**INSTRUCTIONS FOR THE TASK**
Single out the lines of the material that contain "SRMTID" and copy them.

####

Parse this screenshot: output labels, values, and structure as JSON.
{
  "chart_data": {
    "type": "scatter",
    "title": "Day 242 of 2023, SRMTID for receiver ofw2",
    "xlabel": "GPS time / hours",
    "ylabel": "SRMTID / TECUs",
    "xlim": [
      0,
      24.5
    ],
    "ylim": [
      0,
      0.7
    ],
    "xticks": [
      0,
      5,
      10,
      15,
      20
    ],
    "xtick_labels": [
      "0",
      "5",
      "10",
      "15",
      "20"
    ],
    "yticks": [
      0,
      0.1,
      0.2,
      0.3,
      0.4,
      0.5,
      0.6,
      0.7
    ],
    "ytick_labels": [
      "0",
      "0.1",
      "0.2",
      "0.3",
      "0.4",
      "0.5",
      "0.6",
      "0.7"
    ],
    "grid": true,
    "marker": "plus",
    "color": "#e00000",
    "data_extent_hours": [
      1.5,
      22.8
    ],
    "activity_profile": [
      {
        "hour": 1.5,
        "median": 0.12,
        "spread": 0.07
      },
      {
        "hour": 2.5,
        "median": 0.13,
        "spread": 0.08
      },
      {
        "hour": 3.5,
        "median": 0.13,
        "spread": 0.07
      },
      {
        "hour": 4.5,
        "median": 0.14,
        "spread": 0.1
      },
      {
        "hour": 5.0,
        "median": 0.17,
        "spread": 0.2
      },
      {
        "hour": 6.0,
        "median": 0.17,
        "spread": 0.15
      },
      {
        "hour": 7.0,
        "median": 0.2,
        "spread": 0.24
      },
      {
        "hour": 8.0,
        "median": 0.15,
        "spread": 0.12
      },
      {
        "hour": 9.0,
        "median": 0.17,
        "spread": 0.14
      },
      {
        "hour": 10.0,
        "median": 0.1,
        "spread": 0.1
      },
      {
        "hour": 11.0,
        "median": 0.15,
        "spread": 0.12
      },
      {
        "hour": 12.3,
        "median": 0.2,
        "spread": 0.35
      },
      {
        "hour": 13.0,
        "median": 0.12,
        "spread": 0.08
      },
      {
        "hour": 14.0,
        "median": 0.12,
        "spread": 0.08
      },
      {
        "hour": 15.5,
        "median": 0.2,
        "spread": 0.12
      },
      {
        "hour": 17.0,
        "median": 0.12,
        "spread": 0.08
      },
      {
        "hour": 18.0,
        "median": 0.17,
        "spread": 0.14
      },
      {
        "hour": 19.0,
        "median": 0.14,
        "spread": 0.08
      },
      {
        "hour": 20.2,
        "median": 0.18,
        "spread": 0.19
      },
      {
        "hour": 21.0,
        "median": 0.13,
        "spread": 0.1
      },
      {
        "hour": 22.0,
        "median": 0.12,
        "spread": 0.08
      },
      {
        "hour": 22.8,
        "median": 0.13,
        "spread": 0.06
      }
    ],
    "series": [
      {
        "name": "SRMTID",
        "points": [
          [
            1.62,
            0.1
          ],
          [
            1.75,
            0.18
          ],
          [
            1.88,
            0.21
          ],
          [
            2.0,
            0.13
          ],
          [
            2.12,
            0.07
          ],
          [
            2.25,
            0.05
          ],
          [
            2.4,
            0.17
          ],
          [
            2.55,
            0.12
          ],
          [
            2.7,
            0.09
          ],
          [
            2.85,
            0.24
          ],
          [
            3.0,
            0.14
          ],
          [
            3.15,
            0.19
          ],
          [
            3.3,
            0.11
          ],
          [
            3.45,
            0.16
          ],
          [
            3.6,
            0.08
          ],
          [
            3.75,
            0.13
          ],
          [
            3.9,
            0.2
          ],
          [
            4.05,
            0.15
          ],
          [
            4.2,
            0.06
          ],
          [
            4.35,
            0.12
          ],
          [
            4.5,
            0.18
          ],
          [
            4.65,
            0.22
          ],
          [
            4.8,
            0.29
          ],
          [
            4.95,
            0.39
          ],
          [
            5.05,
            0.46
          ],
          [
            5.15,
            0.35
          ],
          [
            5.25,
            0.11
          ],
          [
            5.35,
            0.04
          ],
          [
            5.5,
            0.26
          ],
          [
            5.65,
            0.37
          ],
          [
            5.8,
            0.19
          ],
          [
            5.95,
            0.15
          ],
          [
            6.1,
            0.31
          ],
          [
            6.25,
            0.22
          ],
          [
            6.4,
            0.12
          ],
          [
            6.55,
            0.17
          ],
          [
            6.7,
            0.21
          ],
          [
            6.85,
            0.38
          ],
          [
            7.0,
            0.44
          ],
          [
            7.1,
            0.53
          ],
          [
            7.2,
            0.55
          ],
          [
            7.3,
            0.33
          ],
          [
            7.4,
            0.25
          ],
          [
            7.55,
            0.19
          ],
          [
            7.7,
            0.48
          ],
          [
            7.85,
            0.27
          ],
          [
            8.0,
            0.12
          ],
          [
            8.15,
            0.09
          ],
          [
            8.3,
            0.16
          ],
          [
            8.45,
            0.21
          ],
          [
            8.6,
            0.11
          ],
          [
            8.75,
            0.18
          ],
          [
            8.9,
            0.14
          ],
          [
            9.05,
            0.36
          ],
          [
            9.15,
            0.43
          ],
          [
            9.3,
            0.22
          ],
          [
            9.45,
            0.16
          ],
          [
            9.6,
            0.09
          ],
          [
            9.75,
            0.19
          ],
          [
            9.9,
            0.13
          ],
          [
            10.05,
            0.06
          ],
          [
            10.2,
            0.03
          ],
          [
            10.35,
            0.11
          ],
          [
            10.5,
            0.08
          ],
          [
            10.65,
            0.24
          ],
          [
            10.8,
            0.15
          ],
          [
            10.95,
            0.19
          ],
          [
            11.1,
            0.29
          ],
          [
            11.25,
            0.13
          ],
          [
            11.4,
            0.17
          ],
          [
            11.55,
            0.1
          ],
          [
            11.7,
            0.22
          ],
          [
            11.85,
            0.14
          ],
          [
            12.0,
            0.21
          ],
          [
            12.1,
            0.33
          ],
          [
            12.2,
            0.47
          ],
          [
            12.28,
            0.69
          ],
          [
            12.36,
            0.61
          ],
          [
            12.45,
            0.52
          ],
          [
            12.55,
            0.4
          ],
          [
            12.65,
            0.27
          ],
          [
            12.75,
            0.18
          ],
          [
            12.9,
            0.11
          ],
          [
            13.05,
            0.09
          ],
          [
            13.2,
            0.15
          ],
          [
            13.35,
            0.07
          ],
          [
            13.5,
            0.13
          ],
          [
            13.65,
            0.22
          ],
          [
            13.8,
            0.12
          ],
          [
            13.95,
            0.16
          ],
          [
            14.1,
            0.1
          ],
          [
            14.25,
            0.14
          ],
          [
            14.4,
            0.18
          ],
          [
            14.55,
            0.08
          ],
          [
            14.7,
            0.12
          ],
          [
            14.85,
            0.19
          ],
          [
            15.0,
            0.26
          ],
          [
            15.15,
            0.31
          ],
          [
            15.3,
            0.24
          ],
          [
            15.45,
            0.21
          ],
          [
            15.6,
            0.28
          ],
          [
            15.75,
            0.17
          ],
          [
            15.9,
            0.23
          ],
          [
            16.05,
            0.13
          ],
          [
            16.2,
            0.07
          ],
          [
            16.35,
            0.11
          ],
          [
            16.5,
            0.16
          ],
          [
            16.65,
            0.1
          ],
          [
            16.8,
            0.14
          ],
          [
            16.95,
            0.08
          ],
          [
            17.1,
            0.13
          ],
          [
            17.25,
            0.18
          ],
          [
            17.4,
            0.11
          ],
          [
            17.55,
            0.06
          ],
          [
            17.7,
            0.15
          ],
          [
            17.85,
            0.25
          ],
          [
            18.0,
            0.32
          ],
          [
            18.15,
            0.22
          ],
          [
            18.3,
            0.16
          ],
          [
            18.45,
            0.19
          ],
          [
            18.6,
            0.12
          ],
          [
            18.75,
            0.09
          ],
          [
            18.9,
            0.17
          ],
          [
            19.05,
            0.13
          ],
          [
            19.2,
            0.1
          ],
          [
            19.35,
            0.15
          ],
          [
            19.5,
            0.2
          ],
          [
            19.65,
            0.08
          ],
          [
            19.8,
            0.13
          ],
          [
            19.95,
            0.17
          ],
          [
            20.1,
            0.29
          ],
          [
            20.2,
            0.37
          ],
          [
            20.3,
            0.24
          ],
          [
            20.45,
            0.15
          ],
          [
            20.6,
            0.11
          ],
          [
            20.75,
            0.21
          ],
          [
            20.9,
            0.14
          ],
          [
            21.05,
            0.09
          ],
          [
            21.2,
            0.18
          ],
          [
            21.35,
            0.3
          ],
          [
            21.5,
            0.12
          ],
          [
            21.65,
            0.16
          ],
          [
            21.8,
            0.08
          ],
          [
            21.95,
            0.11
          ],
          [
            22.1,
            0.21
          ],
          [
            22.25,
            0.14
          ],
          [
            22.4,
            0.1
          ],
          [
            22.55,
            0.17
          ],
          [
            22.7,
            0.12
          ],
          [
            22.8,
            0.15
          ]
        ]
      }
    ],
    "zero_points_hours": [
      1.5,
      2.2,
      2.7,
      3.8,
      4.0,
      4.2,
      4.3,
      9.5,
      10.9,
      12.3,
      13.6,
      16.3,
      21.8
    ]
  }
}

####

**EXERCISE ANSWER**
    "title": "Day 242 of 2023, SRMTID for receiver ofw2",
    "ylabel": "SRMTID / TECUs",
        "name": "SRMTID",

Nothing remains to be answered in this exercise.